- **Brano scelto**
======
La rivoluzione d’Ottobre e la guerra interetnica del 1918: le radici della crisi russo-ucraina.

 

Conoscere un passato di rivalità e di conflitti aiuta a comprendere lo scontro militare odierno. Il retaggio storico-politico non è acqua, e in molti casi si tramuta in controversia ancestrale, tramandata dagli avi e dalle loro lotte per la rivendicazione dei propri ideali.

Marco Giuliani 

 

Sull’onda della Rivoluzione russa, iniziata nel febbraio del 1917 e conclusasi con successo il 25 ottobre dello stesso anno (date del calendario giuliano), la successiva e fulminea presa del potere da parte dei bolscevichi determinò l’uscita della Russia dalla Grande Guerra. Seguì l’instaurazione di un’autocrazia basata sulla statizzazione di tutte le attività produttive che fu favorita dall’appoggio delle forze armate e dalla successiva costituzione dell’Armata rossa.
======
- **Estratto dati**

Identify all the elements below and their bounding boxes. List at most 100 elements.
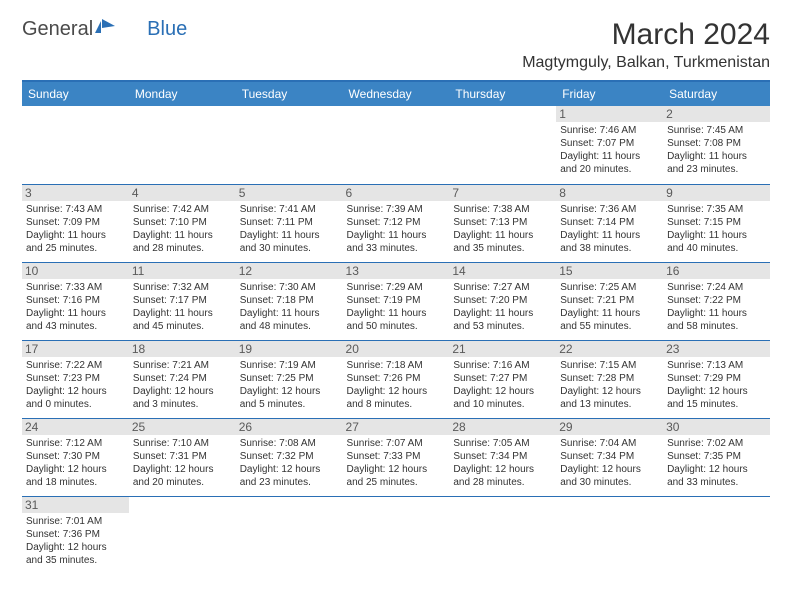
======
- **Esercizio scritto A**
Traduci in inglese questa frase del brano sulla rivoluzione d’Ottobre: «Seguì l’instaurazione di un’autocrazia basata sulla statizzazione di tutte le attività produttive che fu favorita dall’appoggio delle forze armate e dalla successiva costituzione dell’Armata rossa.»
- **Esercizio scritto B**
Per favore, prosegui il brano sulla rivoluzione d’Ottobre dopo la sua ultima frase.

- **Soluzione esercizio A**
There followed the establishment of an autocracy based on the nationalization of all productive activities, which was favored by the support of the armed forces and by the subsequent formation of the Red Army.

- **Soluzione esercizio B**
 

Non serve andare troppo indietro nel tempo per capire che la frammentazione geopolitica e interetnica russa – di fatto già esistente (almeno) dal Seicento – avrebbe a lungo andare provocato tutta una serie di sommovimenti interni e scontri di natura social-popolare. Certo va registrato che la fine del primo conflitto mondiale fu contrassegnata dall’aggravarsi di una condizione già di per sé difficile, ma tendenzialmente destinata ad acuirsi negli anni a venire. Quanti sanno che la nascita della Russia rivoluzionaria, futura Unione Sovietica, coincise con la guerra militare contro gli stessi russi operata dai governanti polacchi insoddisfatti dagli accordi di Versailles? Nei particolari, il tentativo di dare luogo alla ricostruzione della “grande Polonia” risalente a duecento anni prima, si tramutò in un duro scontro alla fine del quale vennero soddisfatte le vecchie aspirazioni di Varsavia: l’acquisizione di ampie zone della Bielorussia e dell’Ucraina. Come sappiamo oggi, ne abbiamo ben donde, non si trattò affatto di una transizione democratica, bensì di una fase di stallo violenta e passibile (in modo sin troppo ovvio) di successive modificazioni ed evoluzioni. Anche tra le più tragiche.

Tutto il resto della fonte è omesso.